- _Work to do_
Only the number is wanted: count the lines that include the word "党风廉政建设两个责任学习体会".

- _Data records_

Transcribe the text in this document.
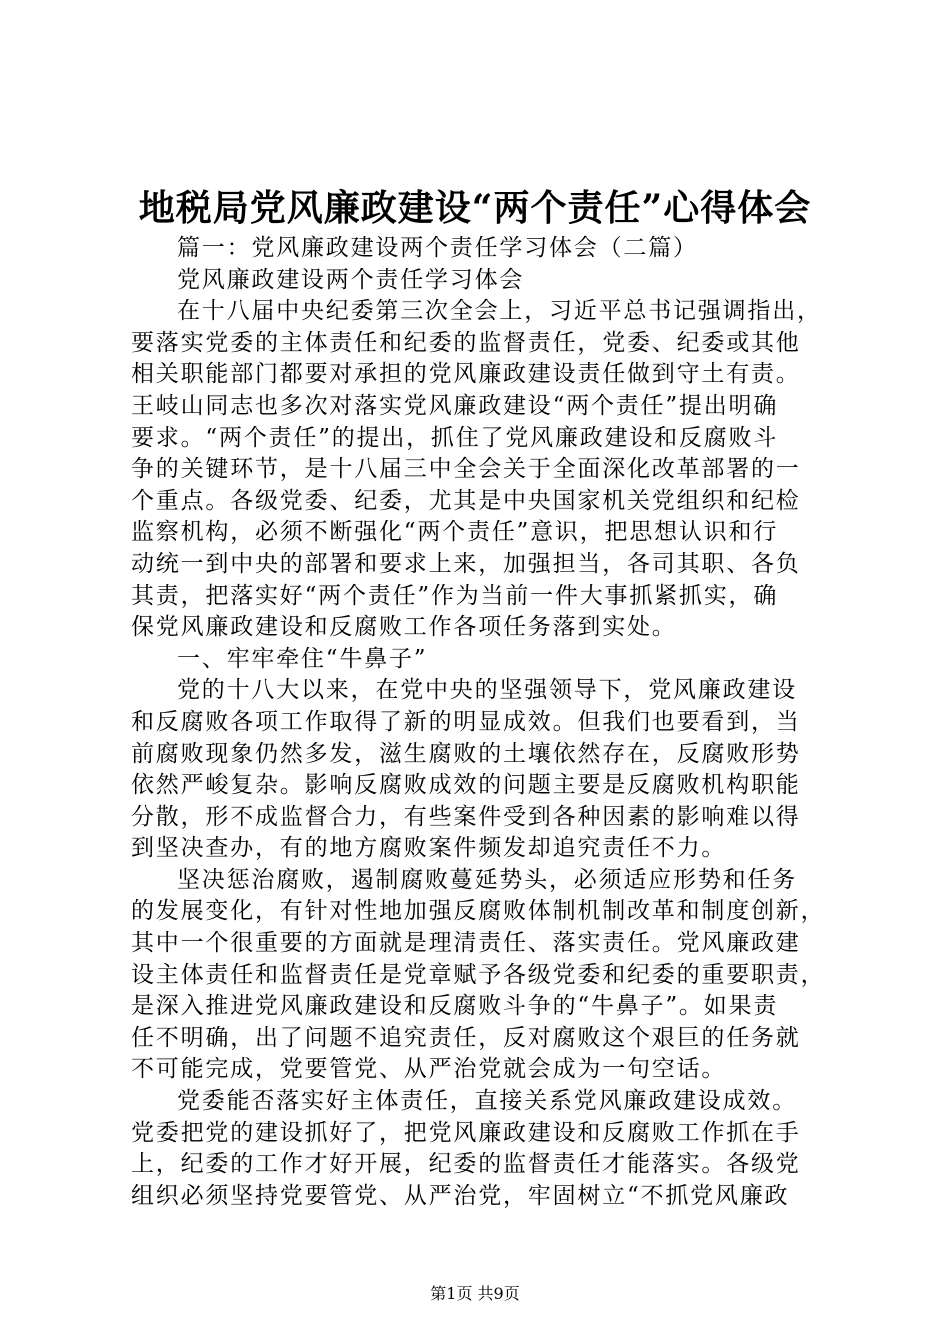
地税局党风廉政建设“两个责任”心得体会
篇一：党风廉政建设两个责任学习体会（二篇）
党风廉政建设两个责任学习体会
在十八届中央纪委第三次全会上，习近平总书记强调指出，
要落实党委的主体责任和纪委的监督责任，党委、纪委或其他
相关职能部门都要对承担的党风廉政建设责任做到守土有责。
王岐山同志也多次对落实党风廉政建设“两个责任”提出明确
要求。“两个责任”的提出，抓住了党风廉政建设和反腐败斗
争的关键环节，是十八届三中全会关于全面深化改革部署的一
个重点。各级党委、纪委，尤其是中央国家机关党组织和纪检
监察机构，必须不断强化“两个责任”意识，把思想认识和行
动统一到中央的部署和要求上来，加强担当，各司其职、各负
其责，把落实好“两个责任”作为当前一件大事抓紧抓实，确
保党风廉政建设和反腐败工作各项任务落到实处。
一、牢牢牵住“牛鼻子”
党的十八大以来，在党中央的坚强领导下，党风廉政建设
和反腐败各项工作取得了新的明显成效。但我们也要看到，当
前腐败现象仍然多发，滋生腐败的土壤依然存在，反腐败形势
依然严峻复杂。影响反腐败成效的问题主要是反腐败机构职能
分散，形不成监督合力，有些案件受到各种因素的影响难以得
到坚决查办，有的地方腐败案件频发却追究责任不力。
坚决惩治腐败，遏制腐败蔓延势头，必须适应形势和任务
的发展变化，有针对性地加强反腐败体制机制改革和制度创新，
其中一个很重要的方面就是理清责任、落实责任。党风廉政建
设主体责任和监督责任是党章赋予各级党委和纪委的重要职责，
是深入推进党风廉政建设和反腐败斗争的“牛鼻子”。如果责
任不明确，出了问题不追究责任，反对腐败这个艰巨的任务就
不可能完成，党要管党、从严治党就会成为一句空话。
党委能否落实好主体责任，直接关系党风廉政建设成效。
党委把党的建设抓好了，把党风廉政建设和反腐败工作抓在手
上，纪委的工作才好开展，纪委的监督责任才能落实。各级党
组织必须坚持党要管党、从严治党，牢固树立“不抓党风廉政
第1页 共9页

- _Solution to this exercise_
2